Using the entries that follow, count the lines containing the word "cortex" and give that number by itself.

****

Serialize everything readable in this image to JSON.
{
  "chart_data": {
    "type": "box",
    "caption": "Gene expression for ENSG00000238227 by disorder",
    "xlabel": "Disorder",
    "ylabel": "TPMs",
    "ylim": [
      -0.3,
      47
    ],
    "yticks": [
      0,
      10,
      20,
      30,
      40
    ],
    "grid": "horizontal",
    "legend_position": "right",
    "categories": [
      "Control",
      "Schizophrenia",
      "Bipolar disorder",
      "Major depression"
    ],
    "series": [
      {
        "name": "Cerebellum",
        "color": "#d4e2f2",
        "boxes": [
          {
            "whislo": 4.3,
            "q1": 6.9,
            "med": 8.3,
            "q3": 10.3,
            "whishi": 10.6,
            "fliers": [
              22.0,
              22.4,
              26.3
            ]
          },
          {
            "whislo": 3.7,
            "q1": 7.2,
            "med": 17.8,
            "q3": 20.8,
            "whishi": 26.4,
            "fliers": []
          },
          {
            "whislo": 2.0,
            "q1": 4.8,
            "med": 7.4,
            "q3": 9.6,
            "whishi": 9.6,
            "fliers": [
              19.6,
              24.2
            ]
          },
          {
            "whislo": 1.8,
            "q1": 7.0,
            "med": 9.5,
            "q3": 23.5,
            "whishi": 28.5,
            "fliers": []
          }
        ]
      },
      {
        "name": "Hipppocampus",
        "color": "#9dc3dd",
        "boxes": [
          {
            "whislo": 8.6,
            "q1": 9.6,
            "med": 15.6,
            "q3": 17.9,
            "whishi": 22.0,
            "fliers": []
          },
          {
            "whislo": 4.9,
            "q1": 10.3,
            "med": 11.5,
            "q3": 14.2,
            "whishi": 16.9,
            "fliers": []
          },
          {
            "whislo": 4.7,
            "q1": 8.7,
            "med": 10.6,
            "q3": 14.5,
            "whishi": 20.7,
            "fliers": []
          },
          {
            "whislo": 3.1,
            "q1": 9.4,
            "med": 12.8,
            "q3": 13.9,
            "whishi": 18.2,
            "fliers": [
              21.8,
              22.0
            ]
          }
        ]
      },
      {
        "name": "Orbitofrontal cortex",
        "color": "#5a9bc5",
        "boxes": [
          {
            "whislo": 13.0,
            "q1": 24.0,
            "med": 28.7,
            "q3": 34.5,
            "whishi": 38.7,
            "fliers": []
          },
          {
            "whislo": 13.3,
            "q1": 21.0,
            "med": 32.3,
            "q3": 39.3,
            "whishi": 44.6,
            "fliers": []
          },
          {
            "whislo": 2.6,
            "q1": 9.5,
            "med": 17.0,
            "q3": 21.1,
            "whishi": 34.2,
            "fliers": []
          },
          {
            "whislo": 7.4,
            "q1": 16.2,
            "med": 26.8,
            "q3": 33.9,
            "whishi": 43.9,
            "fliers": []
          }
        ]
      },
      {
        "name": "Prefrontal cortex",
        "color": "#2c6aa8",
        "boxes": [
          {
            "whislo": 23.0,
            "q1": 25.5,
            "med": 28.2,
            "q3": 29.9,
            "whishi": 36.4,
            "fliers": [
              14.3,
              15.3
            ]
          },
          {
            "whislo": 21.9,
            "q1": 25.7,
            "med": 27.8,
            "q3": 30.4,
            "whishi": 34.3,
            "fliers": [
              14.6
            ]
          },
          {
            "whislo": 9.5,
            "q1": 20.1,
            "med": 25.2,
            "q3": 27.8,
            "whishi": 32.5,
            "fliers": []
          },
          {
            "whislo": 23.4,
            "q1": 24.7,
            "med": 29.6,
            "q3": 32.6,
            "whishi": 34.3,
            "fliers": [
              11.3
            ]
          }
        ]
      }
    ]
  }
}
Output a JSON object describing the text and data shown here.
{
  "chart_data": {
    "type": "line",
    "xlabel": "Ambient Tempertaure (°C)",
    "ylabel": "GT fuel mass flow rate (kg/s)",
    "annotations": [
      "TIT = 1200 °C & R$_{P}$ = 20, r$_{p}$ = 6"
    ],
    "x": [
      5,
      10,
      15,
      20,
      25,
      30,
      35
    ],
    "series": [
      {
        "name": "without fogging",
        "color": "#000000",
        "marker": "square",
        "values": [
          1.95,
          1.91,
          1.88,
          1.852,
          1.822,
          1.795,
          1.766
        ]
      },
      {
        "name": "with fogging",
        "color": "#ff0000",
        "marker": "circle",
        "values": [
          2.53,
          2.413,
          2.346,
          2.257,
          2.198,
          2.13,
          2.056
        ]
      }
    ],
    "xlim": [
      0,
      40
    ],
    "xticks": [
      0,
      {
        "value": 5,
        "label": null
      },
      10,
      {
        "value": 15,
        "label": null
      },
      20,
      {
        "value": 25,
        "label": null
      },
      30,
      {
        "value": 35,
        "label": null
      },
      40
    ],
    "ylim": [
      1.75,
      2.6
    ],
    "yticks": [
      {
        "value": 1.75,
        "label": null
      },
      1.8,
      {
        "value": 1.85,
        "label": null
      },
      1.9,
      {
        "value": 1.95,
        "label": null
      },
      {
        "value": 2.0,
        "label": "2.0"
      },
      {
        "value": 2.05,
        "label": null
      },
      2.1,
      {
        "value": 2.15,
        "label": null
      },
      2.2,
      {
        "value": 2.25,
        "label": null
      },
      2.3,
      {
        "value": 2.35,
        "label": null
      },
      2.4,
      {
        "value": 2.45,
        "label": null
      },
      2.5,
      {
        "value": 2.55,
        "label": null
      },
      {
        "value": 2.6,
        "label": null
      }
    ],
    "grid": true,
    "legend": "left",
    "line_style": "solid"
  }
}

****

COMPLETE ANSWER:
2